===== Available data
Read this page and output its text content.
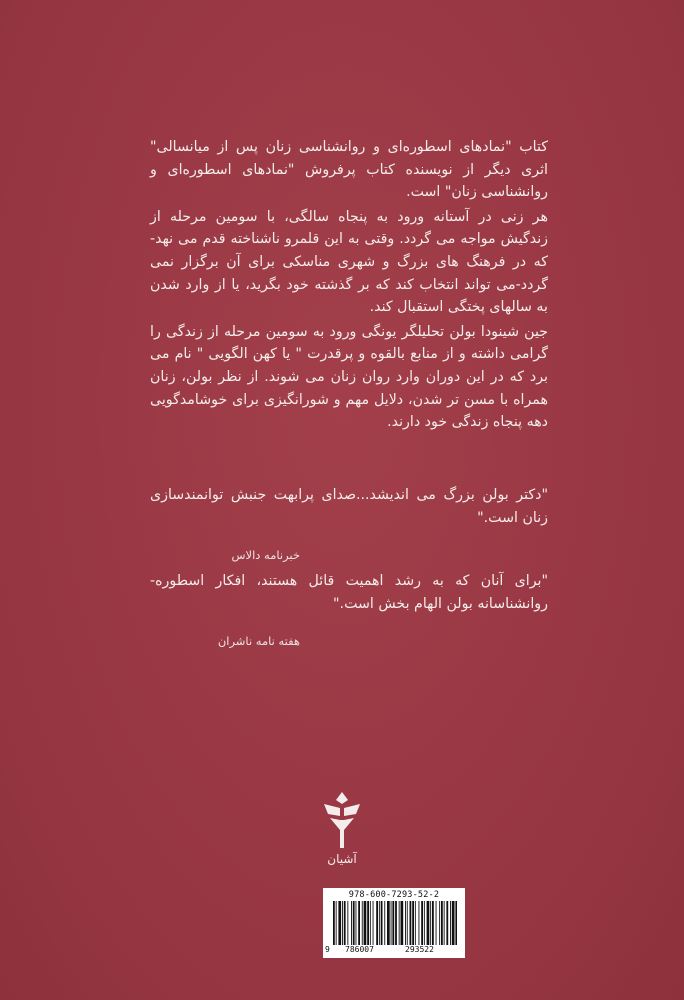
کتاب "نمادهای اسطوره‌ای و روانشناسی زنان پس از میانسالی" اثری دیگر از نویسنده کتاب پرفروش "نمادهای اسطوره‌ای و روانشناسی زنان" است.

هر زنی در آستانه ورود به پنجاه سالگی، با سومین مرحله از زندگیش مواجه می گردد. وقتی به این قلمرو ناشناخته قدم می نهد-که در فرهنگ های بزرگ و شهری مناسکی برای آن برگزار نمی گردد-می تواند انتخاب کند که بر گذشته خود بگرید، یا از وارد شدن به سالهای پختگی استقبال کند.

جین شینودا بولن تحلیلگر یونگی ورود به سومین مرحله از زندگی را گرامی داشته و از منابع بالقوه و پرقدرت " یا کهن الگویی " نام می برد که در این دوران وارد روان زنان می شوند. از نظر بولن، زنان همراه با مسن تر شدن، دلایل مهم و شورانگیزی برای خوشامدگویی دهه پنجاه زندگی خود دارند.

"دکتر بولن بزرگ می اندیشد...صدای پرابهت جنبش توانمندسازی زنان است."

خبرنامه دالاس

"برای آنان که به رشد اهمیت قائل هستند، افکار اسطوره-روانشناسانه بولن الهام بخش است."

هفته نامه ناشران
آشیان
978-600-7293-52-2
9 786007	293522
==========
===== Available data
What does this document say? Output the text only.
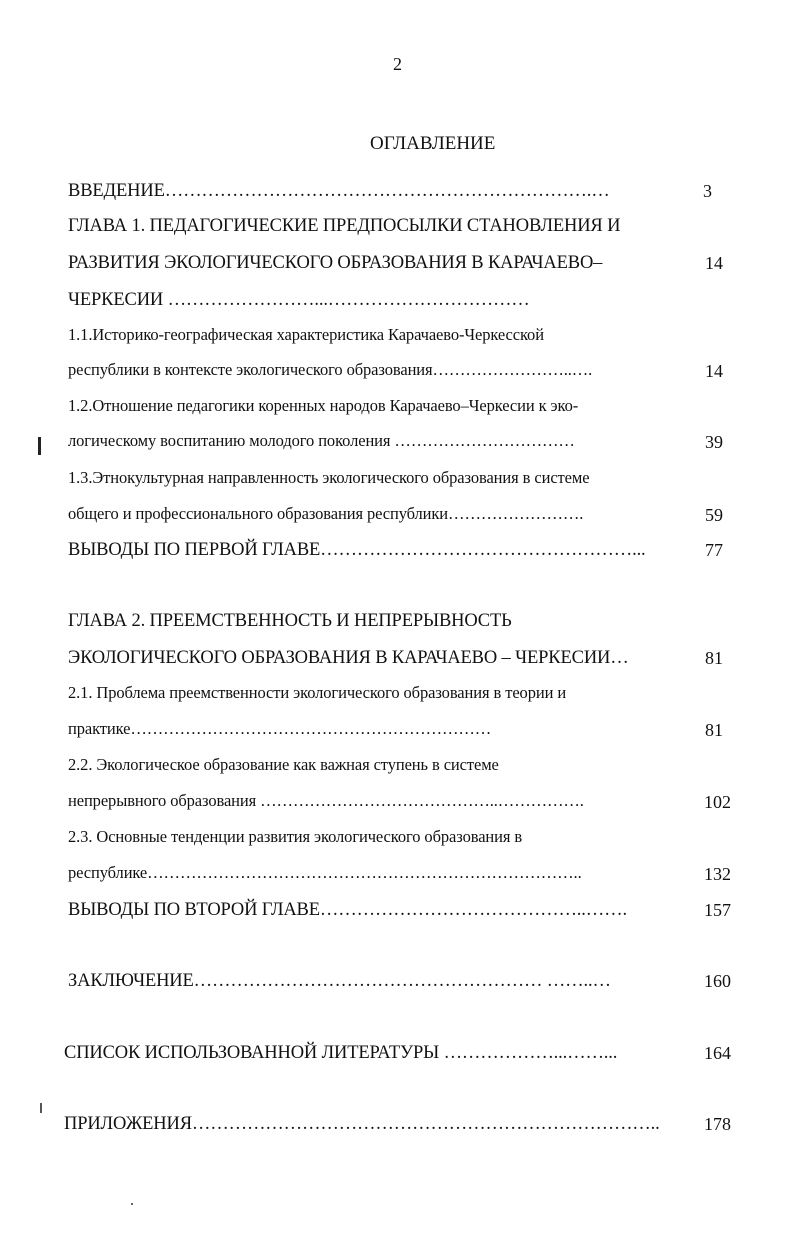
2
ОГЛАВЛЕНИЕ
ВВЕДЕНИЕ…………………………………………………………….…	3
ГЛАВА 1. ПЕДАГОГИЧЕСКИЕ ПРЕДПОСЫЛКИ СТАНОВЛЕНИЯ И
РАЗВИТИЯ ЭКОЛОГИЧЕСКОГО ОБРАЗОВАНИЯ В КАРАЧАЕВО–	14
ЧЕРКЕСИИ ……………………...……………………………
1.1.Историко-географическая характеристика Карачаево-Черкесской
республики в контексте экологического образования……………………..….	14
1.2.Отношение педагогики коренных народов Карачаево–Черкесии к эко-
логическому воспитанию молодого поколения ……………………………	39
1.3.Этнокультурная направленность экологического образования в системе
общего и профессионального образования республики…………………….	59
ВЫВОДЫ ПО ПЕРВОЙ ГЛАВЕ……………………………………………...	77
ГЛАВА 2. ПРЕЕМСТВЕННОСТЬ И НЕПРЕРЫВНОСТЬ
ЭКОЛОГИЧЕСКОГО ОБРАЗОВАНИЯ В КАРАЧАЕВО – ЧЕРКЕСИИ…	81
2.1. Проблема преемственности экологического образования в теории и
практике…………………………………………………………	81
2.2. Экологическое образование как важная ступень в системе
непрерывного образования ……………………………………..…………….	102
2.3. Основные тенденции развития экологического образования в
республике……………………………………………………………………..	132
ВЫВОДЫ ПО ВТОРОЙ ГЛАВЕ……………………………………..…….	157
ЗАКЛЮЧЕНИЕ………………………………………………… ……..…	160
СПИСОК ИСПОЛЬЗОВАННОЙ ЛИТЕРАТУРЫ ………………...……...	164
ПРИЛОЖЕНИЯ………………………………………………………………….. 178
==========
*Goal*
Locate all lines in the listing above with the word "системе". Copy them.

*Task solution*
1.3.Этнокультурная направленность экологического образования в системе
2.2. Экологическое образование как важная ступень в системе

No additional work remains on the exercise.